--- Begin ---

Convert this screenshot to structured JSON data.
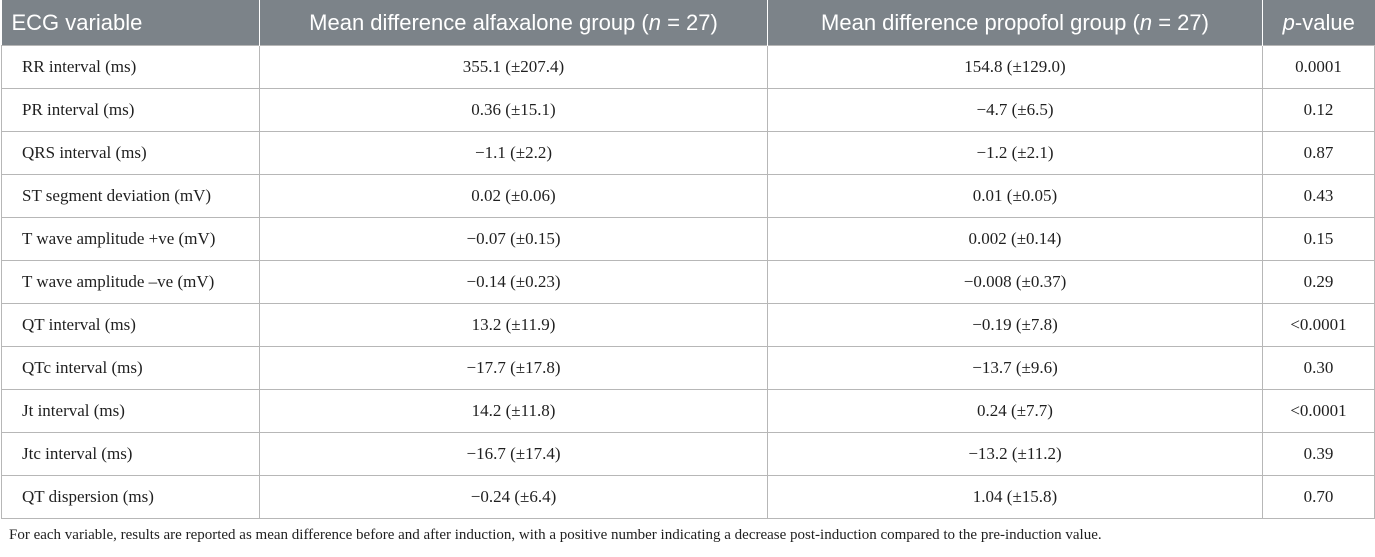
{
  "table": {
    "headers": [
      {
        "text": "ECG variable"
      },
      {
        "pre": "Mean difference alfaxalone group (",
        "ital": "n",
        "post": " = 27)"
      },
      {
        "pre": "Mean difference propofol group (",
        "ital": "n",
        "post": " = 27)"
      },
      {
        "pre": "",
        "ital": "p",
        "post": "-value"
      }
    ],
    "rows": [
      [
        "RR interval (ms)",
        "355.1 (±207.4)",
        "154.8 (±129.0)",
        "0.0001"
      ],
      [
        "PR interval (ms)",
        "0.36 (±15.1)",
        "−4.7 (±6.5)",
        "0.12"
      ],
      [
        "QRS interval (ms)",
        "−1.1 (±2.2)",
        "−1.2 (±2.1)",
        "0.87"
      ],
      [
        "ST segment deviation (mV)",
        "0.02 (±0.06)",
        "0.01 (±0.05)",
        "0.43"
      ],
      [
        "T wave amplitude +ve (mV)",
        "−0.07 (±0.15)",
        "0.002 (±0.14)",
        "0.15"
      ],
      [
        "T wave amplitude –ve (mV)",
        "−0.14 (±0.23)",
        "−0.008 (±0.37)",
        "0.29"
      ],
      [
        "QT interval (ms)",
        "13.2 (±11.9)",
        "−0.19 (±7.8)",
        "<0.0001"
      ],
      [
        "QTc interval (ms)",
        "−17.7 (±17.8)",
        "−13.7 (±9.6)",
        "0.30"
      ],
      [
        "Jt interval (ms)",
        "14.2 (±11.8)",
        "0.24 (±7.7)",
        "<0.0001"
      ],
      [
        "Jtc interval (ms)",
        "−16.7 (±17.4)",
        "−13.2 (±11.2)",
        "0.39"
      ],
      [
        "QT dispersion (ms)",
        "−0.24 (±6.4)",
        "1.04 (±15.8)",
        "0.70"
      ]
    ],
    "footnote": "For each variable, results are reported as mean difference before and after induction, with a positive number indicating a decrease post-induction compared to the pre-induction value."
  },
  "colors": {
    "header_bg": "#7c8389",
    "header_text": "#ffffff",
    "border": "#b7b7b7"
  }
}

--- End ---
--- Begin ---

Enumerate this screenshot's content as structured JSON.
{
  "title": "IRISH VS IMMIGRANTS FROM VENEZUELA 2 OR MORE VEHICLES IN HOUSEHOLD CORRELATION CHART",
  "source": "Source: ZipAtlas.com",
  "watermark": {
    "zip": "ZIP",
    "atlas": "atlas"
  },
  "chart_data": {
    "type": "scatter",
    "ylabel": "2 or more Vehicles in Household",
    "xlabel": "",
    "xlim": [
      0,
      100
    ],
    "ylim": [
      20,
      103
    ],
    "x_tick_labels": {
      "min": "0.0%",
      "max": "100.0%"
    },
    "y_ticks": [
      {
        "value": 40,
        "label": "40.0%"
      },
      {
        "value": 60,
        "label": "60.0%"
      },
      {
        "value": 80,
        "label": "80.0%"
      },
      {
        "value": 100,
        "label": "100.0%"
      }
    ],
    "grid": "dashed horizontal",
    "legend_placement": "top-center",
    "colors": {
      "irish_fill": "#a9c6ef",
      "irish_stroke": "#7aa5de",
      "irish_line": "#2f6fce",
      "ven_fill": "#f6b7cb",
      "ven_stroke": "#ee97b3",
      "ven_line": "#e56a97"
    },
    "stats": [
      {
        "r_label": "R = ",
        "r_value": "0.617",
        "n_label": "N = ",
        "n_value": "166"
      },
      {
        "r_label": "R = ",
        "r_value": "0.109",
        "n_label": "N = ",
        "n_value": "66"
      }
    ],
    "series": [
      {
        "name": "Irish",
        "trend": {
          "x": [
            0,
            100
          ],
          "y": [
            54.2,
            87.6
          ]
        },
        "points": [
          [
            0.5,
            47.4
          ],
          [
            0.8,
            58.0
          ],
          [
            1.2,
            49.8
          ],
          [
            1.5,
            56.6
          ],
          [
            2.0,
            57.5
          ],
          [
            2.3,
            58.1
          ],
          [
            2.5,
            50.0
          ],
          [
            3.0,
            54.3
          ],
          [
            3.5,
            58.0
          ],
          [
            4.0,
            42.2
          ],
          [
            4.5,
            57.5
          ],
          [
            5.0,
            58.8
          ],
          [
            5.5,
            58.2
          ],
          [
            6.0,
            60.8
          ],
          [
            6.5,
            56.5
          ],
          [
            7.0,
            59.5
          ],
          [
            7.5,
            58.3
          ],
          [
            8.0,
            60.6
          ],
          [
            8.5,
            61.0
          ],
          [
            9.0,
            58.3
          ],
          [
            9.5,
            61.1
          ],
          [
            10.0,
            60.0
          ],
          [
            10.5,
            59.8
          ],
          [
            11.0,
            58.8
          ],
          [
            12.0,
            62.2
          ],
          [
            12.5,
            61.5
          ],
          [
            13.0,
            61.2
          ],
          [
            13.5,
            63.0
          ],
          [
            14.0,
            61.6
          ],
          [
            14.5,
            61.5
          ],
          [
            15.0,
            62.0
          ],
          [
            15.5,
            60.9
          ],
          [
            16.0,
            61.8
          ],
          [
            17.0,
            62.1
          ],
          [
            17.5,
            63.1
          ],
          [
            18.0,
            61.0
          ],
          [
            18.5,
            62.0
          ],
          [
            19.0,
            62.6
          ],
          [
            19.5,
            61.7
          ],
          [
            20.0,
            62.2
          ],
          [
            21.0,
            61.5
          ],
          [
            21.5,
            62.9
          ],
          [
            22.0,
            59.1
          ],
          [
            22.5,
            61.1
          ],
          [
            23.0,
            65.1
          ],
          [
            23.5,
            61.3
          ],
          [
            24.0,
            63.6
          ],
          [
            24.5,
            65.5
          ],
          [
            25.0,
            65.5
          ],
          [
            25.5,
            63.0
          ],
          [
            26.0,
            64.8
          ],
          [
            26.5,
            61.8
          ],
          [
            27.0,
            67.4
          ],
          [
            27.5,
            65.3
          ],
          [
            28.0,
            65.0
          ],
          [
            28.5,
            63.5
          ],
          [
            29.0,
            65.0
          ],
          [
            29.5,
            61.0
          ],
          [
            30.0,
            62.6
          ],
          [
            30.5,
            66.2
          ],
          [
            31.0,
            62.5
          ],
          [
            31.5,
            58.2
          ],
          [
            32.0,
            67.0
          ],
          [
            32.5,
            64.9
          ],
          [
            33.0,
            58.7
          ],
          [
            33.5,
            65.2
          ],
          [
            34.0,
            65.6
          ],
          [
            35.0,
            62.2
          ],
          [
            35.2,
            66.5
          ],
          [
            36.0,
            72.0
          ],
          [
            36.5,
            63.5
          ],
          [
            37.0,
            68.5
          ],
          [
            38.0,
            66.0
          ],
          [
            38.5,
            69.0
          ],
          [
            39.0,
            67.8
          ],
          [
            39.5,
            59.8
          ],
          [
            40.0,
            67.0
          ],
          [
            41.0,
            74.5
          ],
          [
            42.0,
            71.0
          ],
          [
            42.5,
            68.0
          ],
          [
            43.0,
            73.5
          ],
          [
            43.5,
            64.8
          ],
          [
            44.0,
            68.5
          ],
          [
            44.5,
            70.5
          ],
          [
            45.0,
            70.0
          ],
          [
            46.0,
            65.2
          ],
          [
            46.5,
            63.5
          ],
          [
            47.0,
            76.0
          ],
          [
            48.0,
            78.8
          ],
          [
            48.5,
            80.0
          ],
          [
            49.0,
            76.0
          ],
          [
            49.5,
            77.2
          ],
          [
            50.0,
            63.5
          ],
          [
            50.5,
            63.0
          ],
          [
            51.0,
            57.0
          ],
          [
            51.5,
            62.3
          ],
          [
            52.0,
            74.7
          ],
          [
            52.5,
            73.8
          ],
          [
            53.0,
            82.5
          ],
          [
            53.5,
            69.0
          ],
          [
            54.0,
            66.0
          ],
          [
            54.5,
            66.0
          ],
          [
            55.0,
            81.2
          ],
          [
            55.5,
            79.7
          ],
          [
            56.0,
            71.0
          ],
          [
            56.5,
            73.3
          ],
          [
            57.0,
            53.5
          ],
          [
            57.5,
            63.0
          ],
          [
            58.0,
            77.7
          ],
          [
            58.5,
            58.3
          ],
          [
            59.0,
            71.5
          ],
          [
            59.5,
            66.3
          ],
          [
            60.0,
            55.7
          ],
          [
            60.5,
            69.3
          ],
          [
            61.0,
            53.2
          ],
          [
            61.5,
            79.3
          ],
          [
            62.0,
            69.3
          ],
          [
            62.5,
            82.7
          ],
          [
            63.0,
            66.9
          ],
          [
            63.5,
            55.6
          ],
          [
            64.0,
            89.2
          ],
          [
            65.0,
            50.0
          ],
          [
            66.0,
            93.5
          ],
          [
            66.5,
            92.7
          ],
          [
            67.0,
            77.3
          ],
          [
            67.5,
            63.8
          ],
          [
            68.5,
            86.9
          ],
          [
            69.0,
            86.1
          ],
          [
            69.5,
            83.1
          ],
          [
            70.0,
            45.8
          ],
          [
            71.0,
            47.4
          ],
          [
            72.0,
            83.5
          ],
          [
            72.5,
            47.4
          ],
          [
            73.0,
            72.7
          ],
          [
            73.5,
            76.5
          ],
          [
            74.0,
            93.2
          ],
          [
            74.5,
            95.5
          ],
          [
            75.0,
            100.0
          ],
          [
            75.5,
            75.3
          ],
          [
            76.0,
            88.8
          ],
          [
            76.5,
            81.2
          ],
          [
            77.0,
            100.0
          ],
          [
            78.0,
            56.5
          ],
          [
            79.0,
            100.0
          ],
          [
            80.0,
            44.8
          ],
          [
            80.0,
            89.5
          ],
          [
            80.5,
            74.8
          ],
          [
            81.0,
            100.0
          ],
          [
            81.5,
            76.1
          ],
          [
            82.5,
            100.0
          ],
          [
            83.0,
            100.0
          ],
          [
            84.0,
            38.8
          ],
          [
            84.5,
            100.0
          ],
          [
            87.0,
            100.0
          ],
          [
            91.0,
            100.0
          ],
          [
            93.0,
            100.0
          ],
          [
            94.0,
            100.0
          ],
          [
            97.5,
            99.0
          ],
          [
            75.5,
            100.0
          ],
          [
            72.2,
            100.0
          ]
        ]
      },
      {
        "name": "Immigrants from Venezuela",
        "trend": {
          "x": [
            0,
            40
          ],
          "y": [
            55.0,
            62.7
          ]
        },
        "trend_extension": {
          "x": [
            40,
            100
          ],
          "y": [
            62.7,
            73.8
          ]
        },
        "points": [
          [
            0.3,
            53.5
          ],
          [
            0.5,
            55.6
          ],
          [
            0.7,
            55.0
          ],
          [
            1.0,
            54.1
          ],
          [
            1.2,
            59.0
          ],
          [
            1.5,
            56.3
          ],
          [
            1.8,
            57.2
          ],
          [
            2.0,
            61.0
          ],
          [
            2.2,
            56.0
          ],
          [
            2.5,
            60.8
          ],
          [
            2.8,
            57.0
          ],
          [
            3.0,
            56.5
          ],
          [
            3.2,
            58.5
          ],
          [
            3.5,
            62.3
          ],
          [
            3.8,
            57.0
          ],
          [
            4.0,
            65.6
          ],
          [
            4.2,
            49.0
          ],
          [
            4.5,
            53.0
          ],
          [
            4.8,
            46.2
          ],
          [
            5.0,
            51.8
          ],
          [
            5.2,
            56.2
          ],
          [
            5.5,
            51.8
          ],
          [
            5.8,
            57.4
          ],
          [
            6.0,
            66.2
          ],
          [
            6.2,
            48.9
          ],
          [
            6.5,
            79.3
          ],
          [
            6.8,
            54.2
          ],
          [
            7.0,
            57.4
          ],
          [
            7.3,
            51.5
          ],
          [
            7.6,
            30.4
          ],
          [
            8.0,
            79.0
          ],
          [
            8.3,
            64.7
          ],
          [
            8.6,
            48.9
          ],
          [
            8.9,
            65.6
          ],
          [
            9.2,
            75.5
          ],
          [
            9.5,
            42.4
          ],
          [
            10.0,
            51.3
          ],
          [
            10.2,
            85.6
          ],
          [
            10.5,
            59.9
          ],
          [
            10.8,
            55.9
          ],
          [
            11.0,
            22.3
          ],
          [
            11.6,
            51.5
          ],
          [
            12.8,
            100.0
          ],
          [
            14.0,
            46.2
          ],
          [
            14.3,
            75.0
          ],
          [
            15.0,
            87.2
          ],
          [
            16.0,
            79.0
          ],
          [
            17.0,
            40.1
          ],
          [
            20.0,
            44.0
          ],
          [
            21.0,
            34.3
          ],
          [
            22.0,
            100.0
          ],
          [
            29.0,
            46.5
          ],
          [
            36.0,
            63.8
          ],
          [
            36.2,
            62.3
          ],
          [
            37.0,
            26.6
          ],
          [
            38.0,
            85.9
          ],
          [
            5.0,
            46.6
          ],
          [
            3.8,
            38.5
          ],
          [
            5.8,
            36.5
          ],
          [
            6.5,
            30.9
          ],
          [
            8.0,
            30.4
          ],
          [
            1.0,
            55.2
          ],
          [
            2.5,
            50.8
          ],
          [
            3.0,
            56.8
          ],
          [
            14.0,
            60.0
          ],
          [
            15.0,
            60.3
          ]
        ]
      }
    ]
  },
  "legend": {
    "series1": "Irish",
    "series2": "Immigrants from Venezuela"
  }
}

--- End ---

= Required work =
Using the records above, list each line that includes "group".

= Exercise response =
        "pre": "Mean difference alfaxalone group (",
        "pre": "Mean difference propofol group (",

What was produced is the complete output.